• _INFORMATION PROVIDED_:
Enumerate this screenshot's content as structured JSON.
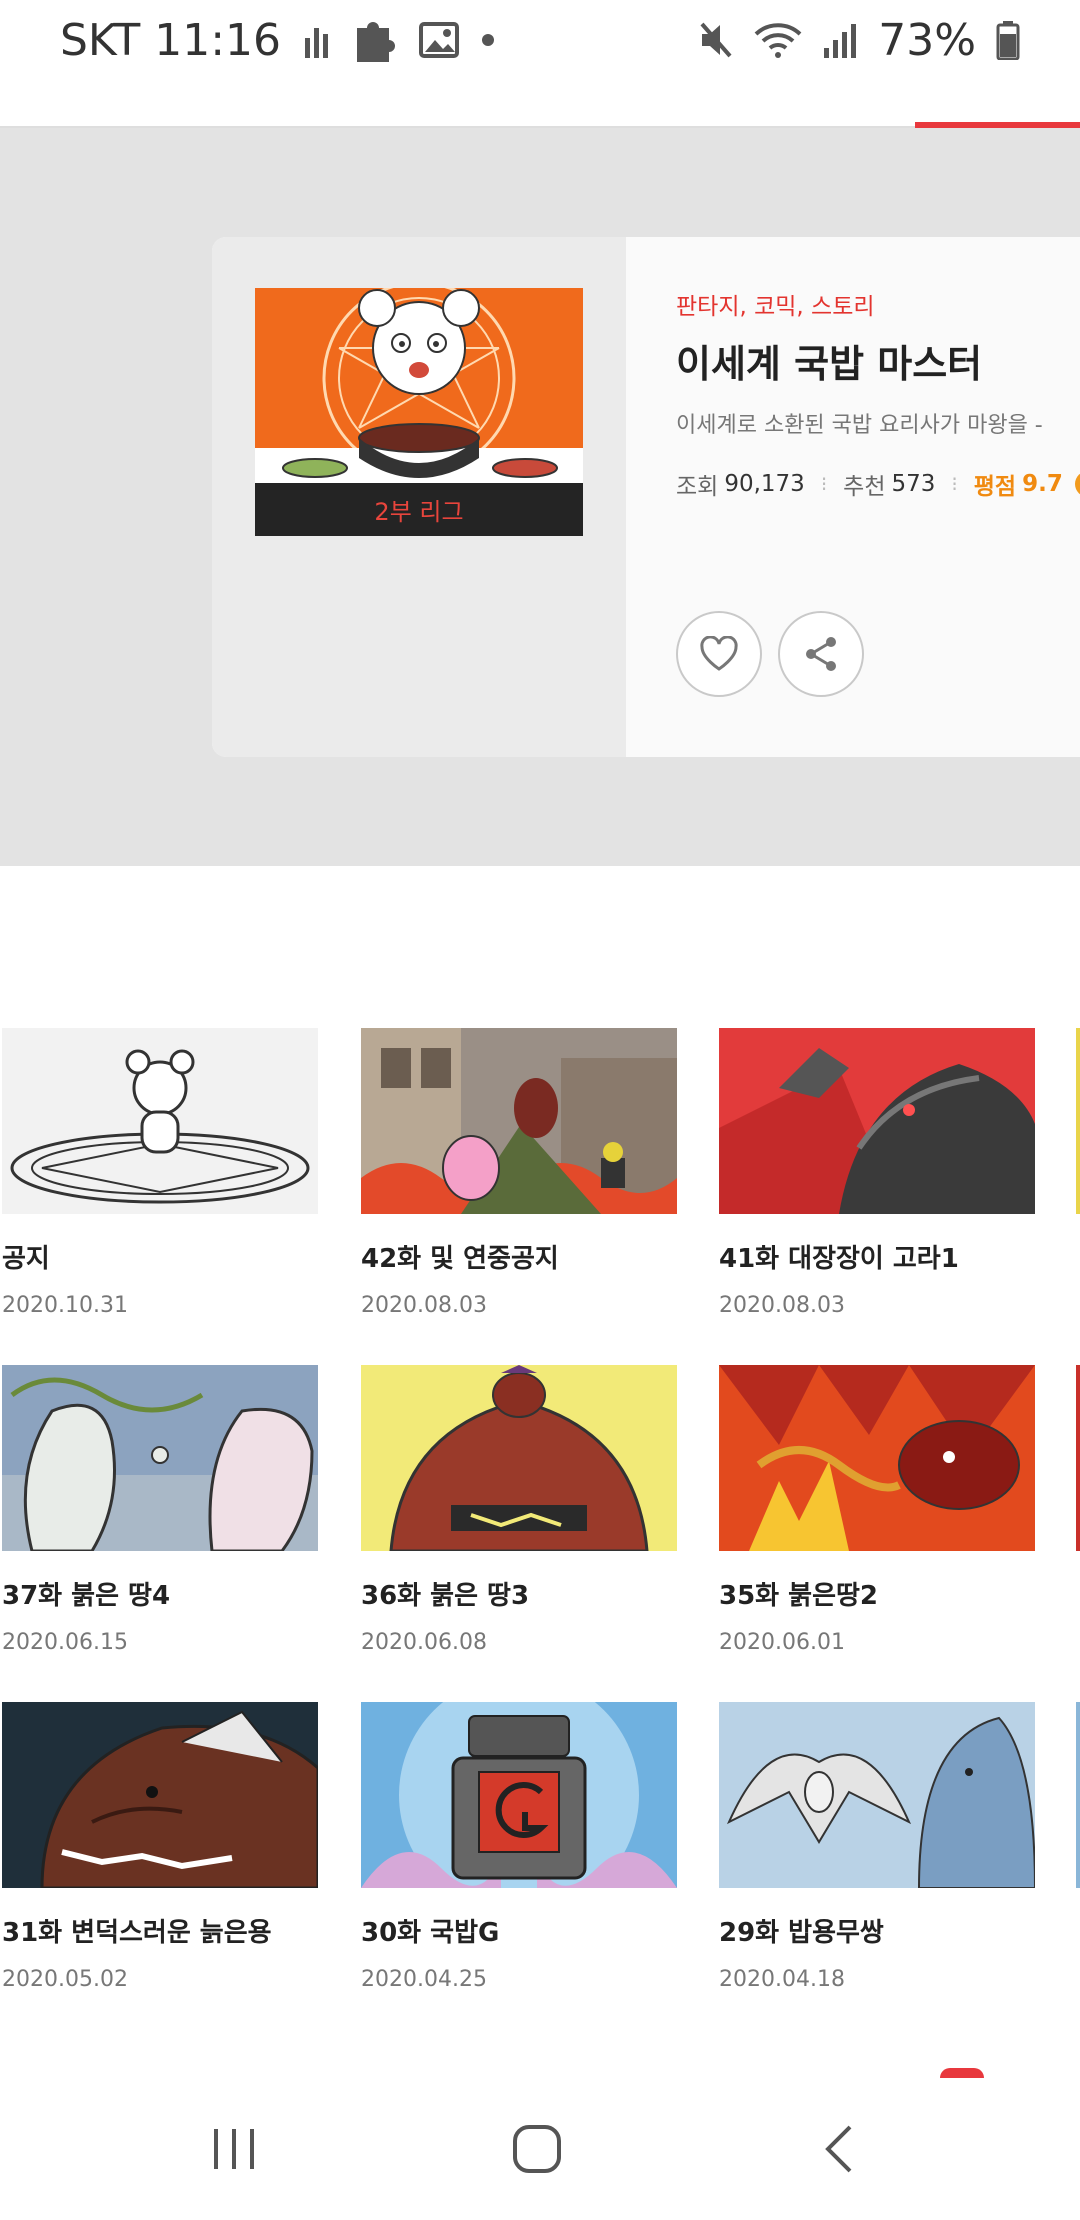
{
  "status_bar": {
    "carrier_time": "SKT 11:16",
    "battery": "73%",
    "left_icons": [
      "signal-bars-icon",
      "puzzle-icon",
      "gallery-icon",
      "dot-icon"
    ],
    "right_icons": [
      "mute-icon",
      "wifi-icon",
      "cell-signal-icon",
      "battery-icon"
    ]
  },
  "header": {
    "active_tab_color": "#e8383d"
  },
  "series": {
    "cover_badge": "2부 리그",
    "genre": "판타지, 코믹, 스토리",
    "title": "이세계 국밥 마스터",
    "description": "이세계로 소환된 국밥 요리사가 마왕을 -",
    "stats": {
      "views_label": "조회",
      "views": "90,173",
      "recommend_label": "추천",
      "recommend": "573",
      "rating_label": "평점",
      "rating": "9.7"
    },
    "actions": {
      "favorite_icon": "heart-icon",
      "share_icon": "share-icon"
    }
  },
  "episodes": [
    {
      "title": "공지",
      "date": "2020.10.31"
    },
    {
      "title": "42화 및 연중공지",
      "date": "2020.08.03"
    },
    {
      "title": "41화 대장장이 고라1",
      "date": "2020.08.03"
    },
    {
      "title": "37화 붉은 땅4",
      "date": "2020.06.15"
    },
    {
      "title": "36화 붉은 땅3",
      "date": "2020.06.08"
    },
    {
      "title": "35화 붉은땅2",
      "date": "2020.06.01"
    },
    {
      "title": "31화 변덕스러운 늙은용",
      "date": "2020.05.02"
    },
    {
      "title": "30화 국밥G",
      "date": "2020.04.25"
    },
    {
      "title": "29화 밥용무쌍",
      "date": "2020.04.18"
    }
  ],
  "navbar": {
    "icons": [
      "recent-apps-icon",
      "home-icon",
      "back-icon"
    ]
  }
}
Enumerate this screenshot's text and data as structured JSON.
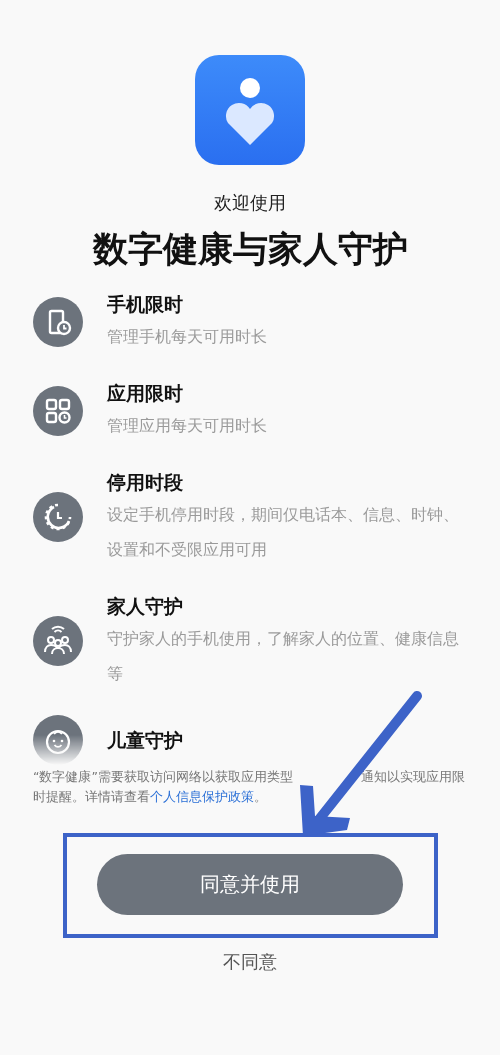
{
  "header": {
    "welcome": "欢迎使用",
    "title": "数字健康与家人守护"
  },
  "features": [
    {
      "kind": "phone-timer",
      "title": "手机限时",
      "description": "管理手机每天可用时长",
      "faded": false
    },
    {
      "kind": "apps-timer",
      "title": "应用限时",
      "description": "管理应用每天可用时长",
      "faded": false
    },
    {
      "kind": "downtime",
      "title": "停用时段",
      "description": "设定手机停用时段，期间仅电话本、信息、时钟、设置和不受限应用可用",
      "faded": false
    },
    {
      "kind": "family",
      "title": "家人守护",
      "description": "守护家人的手机使用，了解家人的位置、健康信息等",
      "faded": false
    },
    {
      "kind": "child",
      "title": "儿童守护",
      "faded": true
    }
  ],
  "notice": {
    "text_before": "“数字健康”需要获取访问网络以获取应用类型",
    "text_after": "通知以实现应用限时提醒。详情请查看",
    "link": "个人信息保护政策",
    "end": "。"
  },
  "buttons": {
    "agree": "同意并使用",
    "disagree": "不同意"
  }
}
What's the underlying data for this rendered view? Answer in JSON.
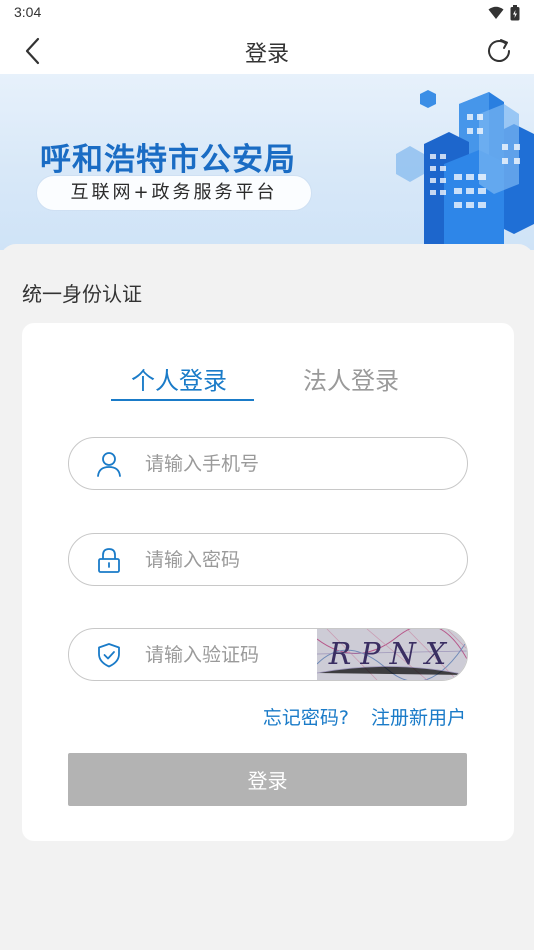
{
  "status_bar": {
    "time": "3:04"
  },
  "nav": {
    "title": "登录",
    "back_icon": "chevron-left-icon",
    "refresh_icon": "refresh-icon"
  },
  "banner": {
    "title": "呼和浩特市公安局",
    "subtitle": "互联网+政务服务平台"
  },
  "section": {
    "title": "统一身份认证"
  },
  "tabs": [
    {
      "label": "个人登录",
      "active": true
    },
    {
      "label": "法人登录",
      "active": false
    }
  ],
  "fields": {
    "phone": {
      "placeholder": "请输入手机号",
      "value": "",
      "icon": "user-icon"
    },
    "password": {
      "placeholder": "请输入密码",
      "value": "",
      "icon": "lock-icon"
    },
    "captcha": {
      "placeholder": "请输入验证码",
      "value": "",
      "icon": "shield-check-icon",
      "image_text": "RPNX"
    }
  },
  "links": {
    "forgot": "忘记密码?",
    "register": "注册新用户"
  },
  "login_button": {
    "label": "登录"
  },
  "colors": {
    "accent": "#1a7bc8",
    "banner_title": "#1a6cc4",
    "button_disabled": "#b3b3b3",
    "background": "#f2f2f2"
  }
}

• _WHAT IS REQUIRED_: Your copy should repeat each entry above exactly but contain no pictures.

• _ANSWER TO THE PROBLEM_:
Enumerate this screenshot's content as structured JSON.
{
  "status_bar": {
    "carrier_time": "SKT 11:16",
    "battery": "73%",
    "left_icons": [
      "signal-bars-icon",
      "puzzle-icon",
      "gallery-icon",
      "dot-icon"
    ],
    "right_icons": [
      "mute-icon",
      "wifi-icon",
      "cell-signal-icon",
      "battery-icon"
    ]
  },
  "header": {
    "active_tab_color": "#e8383d"
  },
  "series": {
    "cover_badge": "2부 리그",
    "genre": "판타지, 코믹, 스토리",
    "title": "이세계 국밥 마스터",
    "description": "이세계로 소환된 국밥 요리사가 마왕을 -",
    "stats": {
      "views_label": "조회",
      "views": "90,173",
      "recommend_label": "추천",
      "recommend": "573",
      "rating_label": "평점",
      "rating": "9.7"
    },
    "actions": {
      "favorite_icon": "heart-icon",
      "share_icon": "share-icon"
    }
  },
  "episodes": [
    {
      "title": "공지",
      "date": "2020.10.31"
    },
    {
      "title": "42화 및 연중공지",
      "date": "2020.08.03"
    },
    {
      "title": "41화 대장장이 고라1",
      "date": "2020.08.03"
    },
    {
      "title": "37화 붉은 땅4",
      "date": "2020.06.15"
    },
    {
      "title": "36화 붉은 땅3",
      "date": "2020.06.08"
    },
    {
      "title": "35화 붉은땅2",
      "date": "2020.06.01"
    },
    {
      "title": "31화 변덕스러운 늙은용",
      "date": "2020.05.02"
    },
    {
      "title": "30화 국밥G",
      "date": "2020.04.25"
    },
    {
      "title": "29화 밥용무쌍",
      "date": "2020.04.18"
    }
  ],
  "navbar": {
    "icons": [
      "recent-apps-icon",
      "home-icon",
      "back-icon"
    ]
  }
}
Enumerate this screenshot's text and data as structured JSON.
{
  "header": {
    "welcome": "欢迎使用",
    "title": "数字健康与家人守护"
  },
  "features": [
    {
      "kind": "phone-timer",
      "title": "手机限时",
      "description": "管理手机每天可用时长",
      "faded": false
    },
    {
      "kind": "apps-timer",
      "title": "应用限时",
      "description": "管理应用每天可用时长",
      "faded": false
    },
    {
      "kind": "downtime",
      "title": "停用时段",
      "description": "设定手机停用时段，期间仅电话本、信息、时钟、设置和不受限应用可用",
      "faded": false
    },
    {
      "kind": "family",
      "title": "家人守护",
      "description": "守护家人的手机使用，了解家人的位置、健康信息等",
      "faded": false
    },
    {
      "kind": "child",
      "title": "儿童守护",
      "faded": true
    }
  ],
  "notice": {
    "text_before": "“数字健康”需要获取访问网络以获取应用类型",
    "text_after": "通知以实现应用限时提醒。详情请查看",
    "link": "个人信息保护政策",
    "end": "。"
  },
  "buttons": {
    "agree": "同意并使用",
    "disagree": "不同意"
  }
}
What's the underlying data for this rendered view? Answer in JSON.
{
  "status_bar": {
    "time": "3:04"
  },
  "nav": {
    "title": "登录",
    "back_icon": "chevron-left-icon",
    "refresh_icon": "refresh-icon"
  },
  "banner": {
    "title": "呼和浩特市公安局",
    "subtitle": "互联网+政务服务平台"
  },
  "section": {
    "title": "统一身份认证"
  },
  "tabs": [
    {
      "label": "个人登录",
      "active": true
    },
    {
      "label": "法人登录",
      "active": false
    }
  ],
  "fields": {
    "phone": {
      "placeholder": "请输入手机号",
      "value": "",
      "icon": "user-icon"
    },
    "password": {
      "placeholder": "请输入密码",
      "value": "",
      "icon": "lock-icon"
    },
    "captcha": {
      "placeholder": "请输入验证码",
      "value": "",
      "icon": "shield-check-icon",
      "image_text": "RPNX"
    }
  },
  "links": {
    "forgot": "忘记密码?",
    "register": "注册新用户"
  },
  "login_button": {
    "label": "登录"
  },
  "colors": {
    "accent": "#1a7bc8",
    "banner_title": "#1a6cc4",
    "button_disabled": "#b3b3b3",
    "background": "#f2f2f2"
  }
}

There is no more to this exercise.